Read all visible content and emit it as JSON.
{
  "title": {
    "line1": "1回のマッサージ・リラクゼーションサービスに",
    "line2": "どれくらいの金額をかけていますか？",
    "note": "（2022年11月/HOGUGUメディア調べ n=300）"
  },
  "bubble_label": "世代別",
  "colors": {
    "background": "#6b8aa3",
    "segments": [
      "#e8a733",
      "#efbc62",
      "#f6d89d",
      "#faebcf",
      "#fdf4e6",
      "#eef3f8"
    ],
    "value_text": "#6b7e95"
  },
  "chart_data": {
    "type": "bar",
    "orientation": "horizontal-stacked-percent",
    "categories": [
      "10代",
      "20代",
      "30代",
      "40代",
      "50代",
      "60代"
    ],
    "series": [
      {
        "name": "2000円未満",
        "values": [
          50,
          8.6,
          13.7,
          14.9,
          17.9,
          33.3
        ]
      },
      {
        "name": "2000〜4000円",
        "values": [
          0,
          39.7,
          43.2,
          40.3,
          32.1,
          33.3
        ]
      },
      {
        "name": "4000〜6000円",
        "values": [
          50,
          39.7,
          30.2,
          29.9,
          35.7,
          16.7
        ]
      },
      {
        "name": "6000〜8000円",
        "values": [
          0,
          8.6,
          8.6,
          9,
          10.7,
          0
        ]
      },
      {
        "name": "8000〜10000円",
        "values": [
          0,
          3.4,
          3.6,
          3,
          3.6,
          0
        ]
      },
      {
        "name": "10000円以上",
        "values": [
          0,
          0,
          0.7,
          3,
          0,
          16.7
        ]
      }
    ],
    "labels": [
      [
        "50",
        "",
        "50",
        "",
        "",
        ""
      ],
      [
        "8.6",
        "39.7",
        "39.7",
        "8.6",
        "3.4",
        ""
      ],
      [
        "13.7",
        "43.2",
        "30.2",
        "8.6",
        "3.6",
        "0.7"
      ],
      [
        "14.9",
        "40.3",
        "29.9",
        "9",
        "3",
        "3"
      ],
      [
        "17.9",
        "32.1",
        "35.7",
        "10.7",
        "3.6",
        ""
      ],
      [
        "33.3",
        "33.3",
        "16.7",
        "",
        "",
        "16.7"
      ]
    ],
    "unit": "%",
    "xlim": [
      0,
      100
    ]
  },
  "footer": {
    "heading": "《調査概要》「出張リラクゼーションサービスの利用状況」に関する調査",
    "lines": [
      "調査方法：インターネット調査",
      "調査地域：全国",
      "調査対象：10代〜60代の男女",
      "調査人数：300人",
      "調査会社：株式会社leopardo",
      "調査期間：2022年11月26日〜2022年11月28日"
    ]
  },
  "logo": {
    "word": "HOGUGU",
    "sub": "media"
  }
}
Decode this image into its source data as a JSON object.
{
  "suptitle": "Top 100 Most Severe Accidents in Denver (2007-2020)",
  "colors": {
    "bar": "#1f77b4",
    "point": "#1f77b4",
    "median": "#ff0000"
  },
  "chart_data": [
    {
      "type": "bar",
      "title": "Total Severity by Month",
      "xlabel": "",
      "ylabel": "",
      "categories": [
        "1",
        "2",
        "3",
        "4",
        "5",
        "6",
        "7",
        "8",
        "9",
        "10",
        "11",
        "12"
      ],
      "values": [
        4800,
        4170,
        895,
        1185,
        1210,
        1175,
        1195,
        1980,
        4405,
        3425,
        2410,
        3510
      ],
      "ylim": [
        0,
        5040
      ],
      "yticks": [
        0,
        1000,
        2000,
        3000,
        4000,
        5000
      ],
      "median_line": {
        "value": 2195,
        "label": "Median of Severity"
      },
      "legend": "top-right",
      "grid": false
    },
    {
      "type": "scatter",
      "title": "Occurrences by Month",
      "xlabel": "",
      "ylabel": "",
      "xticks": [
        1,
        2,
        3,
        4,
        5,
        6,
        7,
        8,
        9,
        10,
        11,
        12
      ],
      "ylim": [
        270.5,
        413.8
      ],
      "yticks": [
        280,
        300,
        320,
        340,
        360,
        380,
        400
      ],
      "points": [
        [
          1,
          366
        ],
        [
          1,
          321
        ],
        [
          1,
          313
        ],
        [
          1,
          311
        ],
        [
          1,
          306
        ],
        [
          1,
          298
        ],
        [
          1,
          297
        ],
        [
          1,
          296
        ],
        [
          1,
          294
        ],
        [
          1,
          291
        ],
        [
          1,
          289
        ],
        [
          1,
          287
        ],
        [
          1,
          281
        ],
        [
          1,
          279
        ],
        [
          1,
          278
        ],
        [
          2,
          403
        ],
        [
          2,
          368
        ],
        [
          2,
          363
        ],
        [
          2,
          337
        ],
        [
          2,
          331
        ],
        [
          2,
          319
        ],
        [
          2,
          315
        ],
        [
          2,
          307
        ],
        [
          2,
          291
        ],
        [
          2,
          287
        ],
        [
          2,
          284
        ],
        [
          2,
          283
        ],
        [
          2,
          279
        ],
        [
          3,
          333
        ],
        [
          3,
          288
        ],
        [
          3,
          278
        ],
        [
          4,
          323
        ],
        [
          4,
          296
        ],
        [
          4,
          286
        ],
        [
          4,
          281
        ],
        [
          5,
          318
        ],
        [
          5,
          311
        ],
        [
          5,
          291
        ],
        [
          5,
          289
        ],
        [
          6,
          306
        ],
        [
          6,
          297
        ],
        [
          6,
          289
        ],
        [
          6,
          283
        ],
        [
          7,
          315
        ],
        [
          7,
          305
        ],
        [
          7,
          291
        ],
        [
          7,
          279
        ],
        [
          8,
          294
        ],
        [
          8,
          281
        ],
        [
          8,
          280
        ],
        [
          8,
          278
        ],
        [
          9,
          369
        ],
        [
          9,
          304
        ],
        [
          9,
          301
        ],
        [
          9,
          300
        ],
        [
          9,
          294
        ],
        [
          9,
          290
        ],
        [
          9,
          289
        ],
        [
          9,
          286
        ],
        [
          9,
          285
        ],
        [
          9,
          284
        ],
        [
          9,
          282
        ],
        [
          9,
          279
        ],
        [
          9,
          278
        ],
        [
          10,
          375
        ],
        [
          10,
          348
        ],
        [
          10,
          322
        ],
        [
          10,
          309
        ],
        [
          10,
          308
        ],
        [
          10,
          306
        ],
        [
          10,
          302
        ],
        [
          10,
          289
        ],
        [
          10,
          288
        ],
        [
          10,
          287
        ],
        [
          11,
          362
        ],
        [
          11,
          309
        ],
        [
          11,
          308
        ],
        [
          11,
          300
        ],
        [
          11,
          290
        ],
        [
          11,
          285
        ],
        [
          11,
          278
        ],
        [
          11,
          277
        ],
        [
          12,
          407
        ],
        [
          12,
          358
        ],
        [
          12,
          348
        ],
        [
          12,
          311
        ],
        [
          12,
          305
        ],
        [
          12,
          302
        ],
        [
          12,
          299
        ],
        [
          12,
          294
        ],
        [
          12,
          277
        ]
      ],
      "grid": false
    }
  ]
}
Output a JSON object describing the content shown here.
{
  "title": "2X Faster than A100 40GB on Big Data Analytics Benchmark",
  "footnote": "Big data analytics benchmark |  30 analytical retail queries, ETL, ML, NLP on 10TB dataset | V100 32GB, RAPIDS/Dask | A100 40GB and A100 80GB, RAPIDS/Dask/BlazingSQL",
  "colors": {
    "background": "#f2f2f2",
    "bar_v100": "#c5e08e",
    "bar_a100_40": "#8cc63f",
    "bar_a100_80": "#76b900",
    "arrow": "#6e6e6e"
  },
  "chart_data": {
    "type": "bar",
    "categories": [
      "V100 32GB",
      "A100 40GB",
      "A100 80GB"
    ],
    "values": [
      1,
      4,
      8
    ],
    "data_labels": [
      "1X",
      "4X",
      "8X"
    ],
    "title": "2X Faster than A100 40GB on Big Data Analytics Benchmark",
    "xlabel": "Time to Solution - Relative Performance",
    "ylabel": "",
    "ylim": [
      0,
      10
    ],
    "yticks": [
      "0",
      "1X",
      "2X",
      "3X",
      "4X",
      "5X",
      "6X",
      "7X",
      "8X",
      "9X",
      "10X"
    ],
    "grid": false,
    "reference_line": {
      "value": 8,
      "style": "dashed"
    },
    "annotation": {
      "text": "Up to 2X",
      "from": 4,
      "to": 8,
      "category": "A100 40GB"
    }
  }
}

* [STATED TASK]: In the entries above, identify each line that includes the string "Faster", then copy it.

* [SOLUTION TO THIS PROBLEM]:
  "title": "2X Faster than A100 40GB on Big Data Analytics Benchmark",
    "title": "2X Faster than A100 40GB on Big Data Analytics Benchmark",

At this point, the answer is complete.